>> start

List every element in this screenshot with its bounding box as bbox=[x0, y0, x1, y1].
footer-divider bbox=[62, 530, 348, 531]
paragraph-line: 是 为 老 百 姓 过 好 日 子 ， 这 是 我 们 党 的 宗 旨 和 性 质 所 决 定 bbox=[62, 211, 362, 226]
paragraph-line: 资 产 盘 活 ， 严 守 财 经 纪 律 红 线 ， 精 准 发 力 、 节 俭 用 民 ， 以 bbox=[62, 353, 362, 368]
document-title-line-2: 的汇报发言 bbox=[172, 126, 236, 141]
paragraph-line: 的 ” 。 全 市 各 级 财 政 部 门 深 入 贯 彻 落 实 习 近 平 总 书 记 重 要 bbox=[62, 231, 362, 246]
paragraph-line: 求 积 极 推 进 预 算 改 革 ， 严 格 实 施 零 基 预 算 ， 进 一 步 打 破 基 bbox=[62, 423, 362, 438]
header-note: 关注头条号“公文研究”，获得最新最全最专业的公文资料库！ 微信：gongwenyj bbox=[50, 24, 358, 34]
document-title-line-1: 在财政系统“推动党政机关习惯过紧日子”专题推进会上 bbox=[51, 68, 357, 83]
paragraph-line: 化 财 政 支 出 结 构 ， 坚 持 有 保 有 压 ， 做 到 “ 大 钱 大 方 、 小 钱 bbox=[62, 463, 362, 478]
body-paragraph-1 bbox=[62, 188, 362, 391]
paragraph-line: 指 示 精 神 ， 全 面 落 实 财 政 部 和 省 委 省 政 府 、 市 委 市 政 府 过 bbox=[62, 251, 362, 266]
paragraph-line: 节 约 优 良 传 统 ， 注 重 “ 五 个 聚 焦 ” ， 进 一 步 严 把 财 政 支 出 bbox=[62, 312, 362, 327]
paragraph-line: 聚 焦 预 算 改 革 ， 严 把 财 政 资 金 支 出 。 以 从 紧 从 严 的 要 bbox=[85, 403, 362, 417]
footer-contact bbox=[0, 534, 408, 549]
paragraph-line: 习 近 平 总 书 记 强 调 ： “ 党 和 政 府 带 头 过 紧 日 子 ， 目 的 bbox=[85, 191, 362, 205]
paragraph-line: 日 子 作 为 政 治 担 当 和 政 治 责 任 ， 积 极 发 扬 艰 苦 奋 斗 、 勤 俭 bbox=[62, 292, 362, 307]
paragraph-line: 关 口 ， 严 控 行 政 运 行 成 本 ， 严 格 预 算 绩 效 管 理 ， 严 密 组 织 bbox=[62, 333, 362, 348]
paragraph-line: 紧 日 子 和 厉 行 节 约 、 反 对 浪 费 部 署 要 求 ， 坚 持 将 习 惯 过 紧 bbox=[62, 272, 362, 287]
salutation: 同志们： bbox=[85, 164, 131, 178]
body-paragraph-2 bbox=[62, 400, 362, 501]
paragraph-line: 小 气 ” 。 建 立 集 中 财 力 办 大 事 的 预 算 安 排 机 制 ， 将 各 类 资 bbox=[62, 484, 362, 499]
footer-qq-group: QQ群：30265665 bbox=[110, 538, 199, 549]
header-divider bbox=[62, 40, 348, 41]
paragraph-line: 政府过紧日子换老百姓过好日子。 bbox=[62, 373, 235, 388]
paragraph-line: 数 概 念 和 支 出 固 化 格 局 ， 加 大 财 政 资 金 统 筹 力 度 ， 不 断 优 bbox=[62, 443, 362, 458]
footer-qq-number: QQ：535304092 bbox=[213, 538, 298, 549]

>> end

Instruction:
Copy out all the entries above, swapping every "paragraph-line" for "text-line" and leaving everything else the same.

Output for this exercise:
List every element in this screenshot with its bounding box as bbox=[x0, y0, x1, y1].
footer-divider bbox=[62, 530, 348, 531]
text-line: 是 为 老 百 姓 过 好 日 子 ， 这 是 我 们 党 的 宗 旨 和 性 质 所 决 定 bbox=[62, 211, 362, 226]
text-line: 资 产 盘 活 ， 严 守 财 经 纪 律 红 线 ， 精 准 发 力 、 节 俭 用 民 ， 以 bbox=[62, 353, 362, 368]
document-title-line-2: 的汇报发言 bbox=[172, 126, 236, 141]
text-line: 的 ” 。 全 市 各 级 财 政 部 门 深 入 贯 彻 落 实 习 近 平 总 书 记 重 要 bbox=[62, 231, 362, 246]
text-line: 求 积 极 推 进 预 算 改 革 ， 严 格 实 施 零 基 预 算 ， 进 一 步 打 破 基 bbox=[62, 423, 362, 438]
header-note: 关注头条号“公文研究”，获得最新最全最专业的公文资料库！ 微信：gongwenyj bbox=[50, 24, 358, 34]
document-title-line-1: 在财政系统“推动党政机关习惯过紧日子”专题推进会上 bbox=[51, 68, 357, 83]
text-line: 化 财 政 支 出 结 构 ， 坚 持 有 保 有 压 ， 做 到 “ 大 钱 大 方 、 小 钱 bbox=[62, 463, 362, 478]
body-paragraph-1 bbox=[62, 188, 362, 391]
text-line: 指 示 精 神 ， 全 面 落 实 财 政 部 和 省 委 省 政 府 、 市 委 市 政 府 过 bbox=[62, 251, 362, 266]
text-line: 节 约 优 良 传 统 ， 注 重 “ 五 个 聚 焦 ” ， 进 一 步 严 把 财 政 支 出 bbox=[62, 312, 362, 327]
text-line: 聚 焦 预 算 改 革 ， 严 把 财 政 资 金 支 出 。 以 从 紧 从 严 的 要 bbox=[85, 403, 362, 417]
footer-contact bbox=[0, 534, 408, 549]
text-line: 习 近 平 总 书 记 强 调 ： “ 党 和 政 府 带 头 过 紧 日 子 ， 目 的 bbox=[85, 191, 362, 205]
text-line: 日 子 作 为 政 治 担 当 和 政 治 责 任 ， 积 极 发 扬 艰 苦 奋 斗 、 勤 俭 bbox=[62, 292, 362, 307]
text-line: 关 口 ， 严 控 行 政 运 行 成 本 ， 严 格 预 算 绩 效 管 理 ， 严 密 组 织 bbox=[62, 333, 362, 348]
text-line: 紧 日 子 和 厉 行 节 约 、 反 对 浪 费 部 署 要 求 ， 坚 持 将 习 惯 过 紧 bbox=[62, 272, 362, 287]
salutation: 同志们： bbox=[85, 164, 131, 178]
body-paragraph-2 bbox=[62, 400, 362, 501]
text-line: 小 气 ” 。 建 立 集 中 财 力 办 大 事 的 预 算 安 排 机 制 ， 将 各 类 资 bbox=[62, 484, 362, 499]
footer-qq-group: QQ群：30265665 bbox=[110, 538, 199, 549]
header-divider bbox=[62, 40, 348, 41]
text-line: 政府过紧日子换老百姓过好日子。 bbox=[62, 373, 235, 388]
text-line: 数 概 念 和 支 出 固 化 格 局 ， 加 大 财 政 资 金 统 筹 力 度 ， 不 断 优 bbox=[62, 443, 362, 458]
footer-qq-number: QQ：535304092 bbox=[213, 538, 298, 549]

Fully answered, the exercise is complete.